=== EXCERPTED TEXT ===
········

Closed ironllamagirl closed 4 years ago

ironllamagirl commented 4 years ago

Hi. Thank you for this great package! I am trying to use the semantic search example in order to detect sentences belonging to specific topics. I translated the different topics to query sentences to use with the semantic search.

The problem is that I am getting a lot of noise in the results. Many of the 'matching' sentences to the queries I am using have nothing to do with the query yet they still have a smaller distance than other related sentences with bigger distance. Is there a way to avoid this? I am trying to solve this, as the use-case I am working on requires me to have as few noise sentences as possible, ideally none. I tried to play with the threshold distance but it is hard to guess which one works best.

········

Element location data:
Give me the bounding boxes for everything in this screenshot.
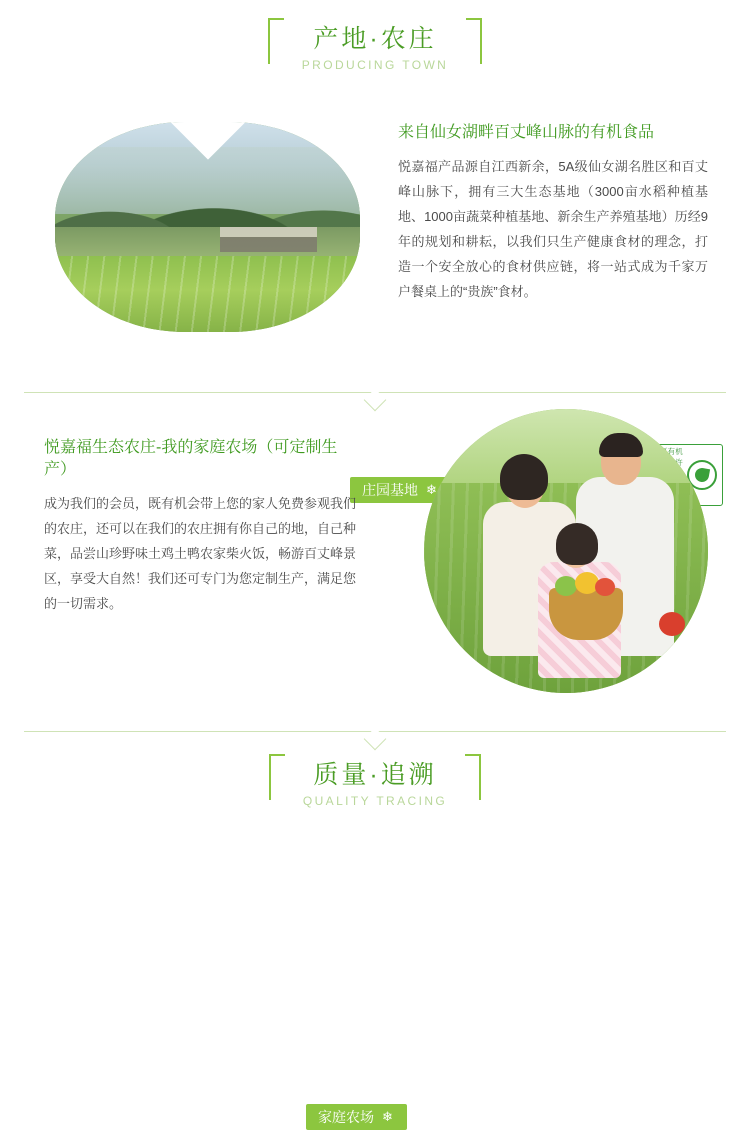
tag-family-farm-label: 家庭农场 bbox=[318, 1109, 374, 1125]
bottom-section-banner bbox=[0, 754, 750, 810]
divider-two bbox=[24, 731, 726, 732]
leaf-icon: ❄ bbox=[382, 1109, 393, 1124]
photo-rice-field-layer bbox=[55, 256, 360, 332]
farm-landscape-photo bbox=[55, 122, 360, 332]
photo-vegetable-basket bbox=[549, 588, 623, 640]
top-banner-frame bbox=[268, 18, 483, 74]
family-farm-title: 悦嘉福生态农庄-我的家庭农场（可定制生产） bbox=[44, 439, 338, 478]
chevron-down-icon bbox=[364, 389, 387, 412]
producing-base-text-block bbox=[398, 122, 708, 304]
tag-family-farm bbox=[306, 1104, 407, 1130]
divider-one bbox=[24, 392, 726, 393]
family-farm-body: 成为我们的会员，既有机会带上您的家人免费参观我们的农庄，还可以在我们的农庄拥有你自己的地，自己种菜，品尝山珍野味土鸡土鸭农家柴火饭，畅游百丈峰景区，享受大自然！我们还可专门为您定制生产，满足您的一切需求。 bbox=[44, 496, 357, 611]
family-farm-text-block bbox=[44, 437, 356, 616]
photo-daughter-hair bbox=[556, 523, 598, 565]
family-farm-photo bbox=[424, 409, 708, 693]
top-banner-title-en: PRODUCING TOWN bbox=[301, 58, 449, 72]
photo-mother-hair bbox=[500, 454, 548, 500]
tag-estate-base-label: 庄园基地 bbox=[362, 482, 418, 498]
photo-vegetable-green bbox=[555, 576, 577, 596]
bottom-banner-title-en: QUALITY TRACING bbox=[302, 794, 448, 808]
bottom-banner-frame bbox=[269, 754, 481, 810]
top-section-banner bbox=[0, 18, 750, 74]
chevron-down-icon bbox=[364, 728, 387, 751]
top-banner-title-cn: 产地·农庄 bbox=[313, 25, 437, 53]
producing-base-body: 悦嘉福产品源自江西新余，5A级仙女湖名胜区和百丈峰山脉下，拥有三大生态基地（3000亩水稻种植基地、1000亩蔬菜种植基地、新余生产养殖基地）历经9年的规划和耕耘，以我们只生产健康食材的理念，打造一个安全放心的食材供应链，将一站式成为千家万户餐桌上的“贵族”食材。 bbox=[398, 159, 708, 299]
photo-village-houses bbox=[220, 227, 318, 252]
producing-base-title: 来自仙女湖畔百丈峰山脉的有机食品 bbox=[398, 124, 655, 141]
bottom-banner-title-cn: 质量·追溯 bbox=[313, 761, 437, 789]
photo-father-hair bbox=[599, 433, 643, 457]
photo-vegetable-red bbox=[595, 578, 615, 596]
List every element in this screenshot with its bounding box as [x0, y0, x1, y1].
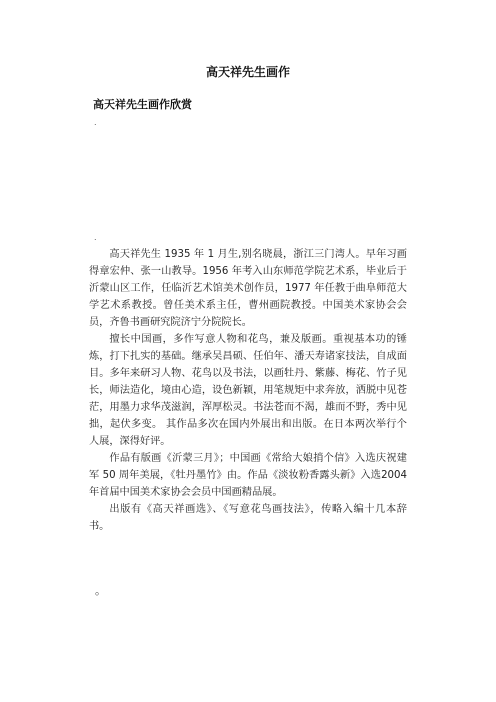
paragraph-works: 作品有版画《沂蒙三月》；中国画《常给大娘捎个信》入选庆祝建军 50 周年美展，《牡丹墨竹》由。作品《淡妆粉香露头新》入选2004 年首届中国美术家协会会员中国画精品展。	[89, 453, 407, 498]
paragraph-biography: 高天祥先生 1935 年 1 月生,别名晓晨，浙江三门湾人。早年习画得章宏仲、张一山教导。1956 年考入山东师范学院艺术系，毕业后于沂蒙山区工作，任临沂艺术馆美术创作员，1977 年任教于曲阜师范大学艺术系教授。曾任美术系主任，曹州画院教授。中国美术家协会会员，齐鲁书画研究院济宁分院院长。	[89, 249, 407, 328]
article-body	[89, 246, 407, 535]
end-mark: 。	[95, 584, 106, 597]
separator-dot-bottom: .	[94, 233, 97, 242]
paragraph-publications: 出版有《高天祥画选》、《写意花鸟画技法》，传略入编十几本辞书。	[89, 504, 407, 532]
paragraph-style: 擅长中国画，多作写意人物和花鸟，兼及版画。重视基本功的锤炼，打下扎实的基础。继承吴昌硕、任伯年、潘天寿诸家技法，自成面目。多年来研习人物、花鸟以及书法，以画牡丹、紫藤、梅花、竹子见长，师法造化，境由心造，设色新颖，用笔规矩中求奔放，洒脱中见苍茫，用墨力求华茂滋润，浑厚松灵。书法苍而不渴，雄而不野，秀中见拙，起伏多变。 其作品多次在国内外展出和出版。在日本两次举行个人展，深得好评。	[89, 334, 407, 447]
page-title: 高天祥先生画作	[205, 65, 290, 79]
separator-dot-top: .	[94, 118, 97, 127]
section-heading: 高天祥先生画作欣赏	[93, 98, 192, 111]
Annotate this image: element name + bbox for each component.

········

=== TASK OBJECTIVE ===
Write out the part of the semantic search forum post starting with "Hi. Thank you" and going on through "the semantic search.", word for word.

=== SOLUTION TO THIS PROBLEM ===
Hi. Thank you for this great package! I am trying to use the semantic search example in order to detect sentences belonging to specific topics. I translated the different topics to query sentences to use with the semantic search.